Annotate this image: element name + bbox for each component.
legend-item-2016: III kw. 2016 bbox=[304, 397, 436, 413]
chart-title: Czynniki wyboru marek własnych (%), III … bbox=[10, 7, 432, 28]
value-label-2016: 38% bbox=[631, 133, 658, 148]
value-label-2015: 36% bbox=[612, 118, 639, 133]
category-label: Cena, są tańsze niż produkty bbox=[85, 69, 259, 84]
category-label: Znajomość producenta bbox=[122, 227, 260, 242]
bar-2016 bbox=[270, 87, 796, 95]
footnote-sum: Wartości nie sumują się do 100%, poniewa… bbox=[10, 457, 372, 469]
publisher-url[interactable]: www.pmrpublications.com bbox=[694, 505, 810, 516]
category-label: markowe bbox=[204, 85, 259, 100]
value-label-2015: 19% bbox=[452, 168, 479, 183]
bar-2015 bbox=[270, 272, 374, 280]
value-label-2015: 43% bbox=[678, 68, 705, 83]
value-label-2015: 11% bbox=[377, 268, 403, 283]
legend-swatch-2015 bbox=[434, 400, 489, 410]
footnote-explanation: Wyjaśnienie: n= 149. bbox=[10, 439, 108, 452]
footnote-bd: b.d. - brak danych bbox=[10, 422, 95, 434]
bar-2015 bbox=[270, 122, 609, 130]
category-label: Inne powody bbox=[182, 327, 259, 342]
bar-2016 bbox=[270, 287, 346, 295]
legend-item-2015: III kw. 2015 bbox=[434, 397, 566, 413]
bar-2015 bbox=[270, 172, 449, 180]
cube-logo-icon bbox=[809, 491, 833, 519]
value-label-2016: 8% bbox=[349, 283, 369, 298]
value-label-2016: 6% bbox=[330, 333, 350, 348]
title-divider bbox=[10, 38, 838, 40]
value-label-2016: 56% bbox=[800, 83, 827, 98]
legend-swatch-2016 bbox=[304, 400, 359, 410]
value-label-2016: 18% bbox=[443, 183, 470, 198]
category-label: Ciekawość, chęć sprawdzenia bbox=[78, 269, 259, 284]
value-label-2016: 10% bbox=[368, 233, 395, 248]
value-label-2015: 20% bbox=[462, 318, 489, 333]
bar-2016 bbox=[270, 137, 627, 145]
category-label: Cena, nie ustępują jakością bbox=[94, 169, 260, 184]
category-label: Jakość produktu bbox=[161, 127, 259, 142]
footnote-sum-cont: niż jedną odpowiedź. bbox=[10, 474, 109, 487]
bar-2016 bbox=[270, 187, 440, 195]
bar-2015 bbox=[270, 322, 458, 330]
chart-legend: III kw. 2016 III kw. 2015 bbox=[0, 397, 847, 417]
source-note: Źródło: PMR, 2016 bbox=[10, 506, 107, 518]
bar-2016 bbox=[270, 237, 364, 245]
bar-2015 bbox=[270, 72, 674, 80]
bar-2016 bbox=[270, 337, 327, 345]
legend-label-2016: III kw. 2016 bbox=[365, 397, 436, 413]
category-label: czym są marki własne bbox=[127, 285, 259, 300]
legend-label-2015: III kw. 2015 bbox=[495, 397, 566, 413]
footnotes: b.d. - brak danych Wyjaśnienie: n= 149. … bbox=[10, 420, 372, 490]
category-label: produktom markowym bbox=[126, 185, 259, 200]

====

Directive —
Copy all the rows above without changing anything.

Answer to this exercise —
Annotate this image: element name + bbox for each component.
legend-item-2016: III kw. 2016 bbox=[304, 397, 436, 413]
chart-title: Czynniki wyboru marek własnych (%), III … bbox=[10, 7, 432, 28]
value-label-2016: 38% bbox=[631, 133, 658, 148]
value-label-2015: 36% bbox=[612, 118, 639, 133]
category-label: Cena, są tańsze niż produkty bbox=[85, 69, 259, 84]
category-label: Znajomość producenta bbox=[122, 227, 260, 242]
bar-2016 bbox=[270, 87, 796, 95]
footnote-sum: Wartości nie sumują się do 100%, poniewa… bbox=[10, 457, 372, 469]
publisher-url[interactable]: www.pmrpublications.com bbox=[694, 505, 810, 516]
category-label: markowe bbox=[204, 85, 259, 100]
value-label-2015: 19% bbox=[452, 168, 479, 183]
bar-2015 bbox=[270, 272, 374, 280]
value-label-2015: 43% bbox=[678, 68, 705, 83]
value-label-2015: 11% bbox=[377, 268, 403, 283]
legend-swatch-2015 bbox=[434, 400, 489, 410]
footnote-explanation: Wyjaśnienie: n= 149. bbox=[10, 439, 108, 452]
footnote-bd: b.d. - brak danych bbox=[10, 422, 95, 434]
bar-2015 bbox=[270, 122, 609, 130]
category-label: Inne powody bbox=[182, 327, 259, 342]
bar-2016 bbox=[270, 287, 346, 295]
legend-item-2015: III kw. 2015 bbox=[434, 397, 566, 413]
bar-2015 bbox=[270, 172, 449, 180]
cube-logo-icon bbox=[809, 491, 833, 519]
value-label-2016: 8% bbox=[349, 283, 369, 298]
value-label-2016: 6% bbox=[330, 333, 350, 348]
title-divider bbox=[10, 38, 838, 40]
value-label-2016: 56% bbox=[800, 83, 827, 98]
legend-swatch-2016 bbox=[304, 400, 359, 410]
value-label-2016: 18% bbox=[443, 183, 470, 198]
category-label: Ciekawość, chęć sprawdzenia bbox=[78, 269, 259, 284]
value-label-2016: 10% bbox=[368, 233, 395, 248]
value-label-2015: 20% bbox=[462, 318, 489, 333]
bar-2016 bbox=[270, 137, 627, 145]
category-label: Cena, nie ustępują jakością bbox=[94, 169, 260, 184]
category-label: Jakość produktu bbox=[161, 127, 259, 142]
footnote-sum-cont: niż jedną odpowiedź. bbox=[10, 474, 109, 487]
bar-2016 bbox=[270, 187, 440, 195]
bar-2015 bbox=[270, 322, 458, 330]
chart-legend: III kw. 2016 III kw. 2015 bbox=[0, 397, 847, 417]
source-note: Źródło: PMR, 2016 bbox=[10, 506, 107, 518]
bar-2016 bbox=[270, 237, 364, 245]
bar-2015 bbox=[270, 72, 674, 80]
bar-2016 bbox=[270, 337, 327, 345]
legend-label-2016: III kw. 2016 bbox=[365, 397, 436, 413]
category-label: czym są marki własne bbox=[127, 285, 259, 300]
legend-label-2015: III kw. 2015 bbox=[495, 397, 566, 413]
footnotes: b.d. - brak danych Wyjaśnienie: n= 149. … bbox=[10, 420, 372, 490]
category-label: produktom markowym bbox=[126, 185, 259, 200]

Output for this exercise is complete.